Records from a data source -

··········

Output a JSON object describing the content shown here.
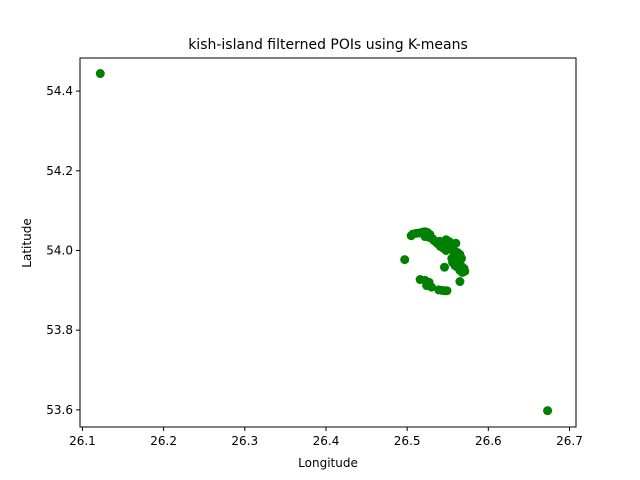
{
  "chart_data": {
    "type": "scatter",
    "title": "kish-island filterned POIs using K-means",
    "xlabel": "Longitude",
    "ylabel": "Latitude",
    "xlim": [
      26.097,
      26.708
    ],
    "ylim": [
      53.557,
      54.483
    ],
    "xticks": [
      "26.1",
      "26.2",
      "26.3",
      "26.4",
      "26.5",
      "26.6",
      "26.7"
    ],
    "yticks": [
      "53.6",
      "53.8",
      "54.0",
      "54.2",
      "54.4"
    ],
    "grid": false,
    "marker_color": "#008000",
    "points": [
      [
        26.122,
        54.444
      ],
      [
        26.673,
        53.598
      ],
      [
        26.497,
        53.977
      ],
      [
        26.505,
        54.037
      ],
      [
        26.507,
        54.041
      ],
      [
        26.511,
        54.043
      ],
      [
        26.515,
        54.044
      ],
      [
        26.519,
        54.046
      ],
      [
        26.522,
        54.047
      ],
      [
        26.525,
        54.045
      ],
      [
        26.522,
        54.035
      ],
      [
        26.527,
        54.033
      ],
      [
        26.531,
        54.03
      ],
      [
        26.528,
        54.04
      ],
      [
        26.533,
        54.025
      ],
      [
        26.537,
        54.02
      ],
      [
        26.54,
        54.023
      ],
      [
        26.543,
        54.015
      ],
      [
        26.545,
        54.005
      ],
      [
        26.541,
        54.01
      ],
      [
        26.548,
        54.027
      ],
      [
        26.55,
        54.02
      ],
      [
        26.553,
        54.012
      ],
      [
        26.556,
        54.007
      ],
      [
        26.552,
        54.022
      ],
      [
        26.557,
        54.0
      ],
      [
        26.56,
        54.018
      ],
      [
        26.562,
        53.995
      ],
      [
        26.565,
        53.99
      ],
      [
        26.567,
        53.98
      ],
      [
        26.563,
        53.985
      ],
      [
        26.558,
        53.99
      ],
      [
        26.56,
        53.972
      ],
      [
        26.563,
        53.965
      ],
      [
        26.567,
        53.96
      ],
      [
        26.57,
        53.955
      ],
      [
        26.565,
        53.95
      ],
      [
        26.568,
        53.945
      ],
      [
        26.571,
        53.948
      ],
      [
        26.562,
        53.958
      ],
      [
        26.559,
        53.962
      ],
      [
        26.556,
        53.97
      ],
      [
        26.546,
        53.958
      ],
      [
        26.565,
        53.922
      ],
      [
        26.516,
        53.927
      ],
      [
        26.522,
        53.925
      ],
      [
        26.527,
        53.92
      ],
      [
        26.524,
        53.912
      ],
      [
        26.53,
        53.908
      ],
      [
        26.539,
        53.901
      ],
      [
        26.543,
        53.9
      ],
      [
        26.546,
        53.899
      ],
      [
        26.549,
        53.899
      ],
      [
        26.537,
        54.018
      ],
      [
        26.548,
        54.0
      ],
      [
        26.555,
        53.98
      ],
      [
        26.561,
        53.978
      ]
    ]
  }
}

··········

DIRECTIONS FOR THIS TASK - Reproduce the material in its entirety and word for word, without the pictures.

FINISHED ANSWER -
Output a JSON object describing the content shown here.
{
  "chart_data": {
    "type": "scatter",
    "title": "kish-island filterned POIs using K-means",
    "xlabel": "Longitude",
    "ylabel": "Latitude",
    "xlim": [
      26.097,
      26.708
    ],
    "ylim": [
      53.557,
      54.483
    ],
    "xticks": [
      "26.1",
      "26.2",
      "26.3",
      "26.4",
      "26.5",
      "26.6",
      "26.7"
    ],
    "yticks": [
      "53.6",
      "53.8",
      "54.0",
      "54.2",
      "54.4"
    ],
    "grid": false,
    "marker_color": "#008000",
    "points": [
      [
        26.122,
        54.444
      ],
      [
        26.673,
        53.598
      ],
      [
        26.497,
        53.977
      ],
      [
        26.505,
        54.037
      ],
      [
        26.507,
        54.041
      ],
      [
        26.511,
        54.043
      ],
      [
        26.515,
        54.044
      ],
      [
        26.519,
        54.046
      ],
      [
        26.522,
        54.047
      ],
      [
        26.525,
        54.045
      ],
      [
        26.522,
        54.035
      ],
      [
        26.527,
        54.033
      ],
      [
        26.531,
        54.03
      ],
      [
        26.528,
        54.04
      ],
      [
        26.533,
        54.025
      ],
      [
        26.537,
        54.02
      ],
      [
        26.54,
        54.023
      ],
      [
        26.543,
        54.015
      ],
      [
        26.545,
        54.005
      ],
      [
        26.541,
        54.01
      ],
      [
        26.548,
        54.027
      ],
      [
        26.55,
        54.02
      ],
      [
        26.553,
        54.012
      ],
      [
        26.556,
        54.007
      ],
      [
        26.552,
        54.022
      ],
      [
        26.557,
        54.0
      ],
      [
        26.56,
        54.018
      ],
      [
        26.562,
        53.995
      ],
      [
        26.565,
        53.99
      ],
      [
        26.567,
        53.98
      ],
      [
        26.563,
        53.985
      ],
      [
        26.558,
        53.99
      ],
      [
        26.56,
        53.972
      ],
      [
        26.563,
        53.965
      ],
      [
        26.567,
        53.96
      ],
      [
        26.57,
        53.955
      ],
      [
        26.565,
        53.95
      ],
      [
        26.568,
        53.945
      ],
      [
        26.571,
        53.948
      ],
      [
        26.562,
        53.958
      ],
      [
        26.559,
        53.962
      ],
      [
        26.556,
        53.97
      ],
      [
        26.546,
        53.958
      ],
      [
        26.565,
        53.922
      ],
      [
        26.516,
        53.927
      ],
      [
        26.522,
        53.925
      ],
      [
        26.527,
        53.92
      ],
      [
        26.524,
        53.912
      ],
      [
        26.53,
        53.908
      ],
      [
        26.539,
        53.901
      ],
      [
        26.543,
        53.9
      ],
      [
        26.546,
        53.899
      ],
      [
        26.549,
        53.899
      ],
      [
        26.537,
        54.018
      ],
      [
        26.548,
        54.0
      ],
      [
        26.555,
        53.98
      ],
      [
        26.561,
        53.978
      ]
    ]
  }
}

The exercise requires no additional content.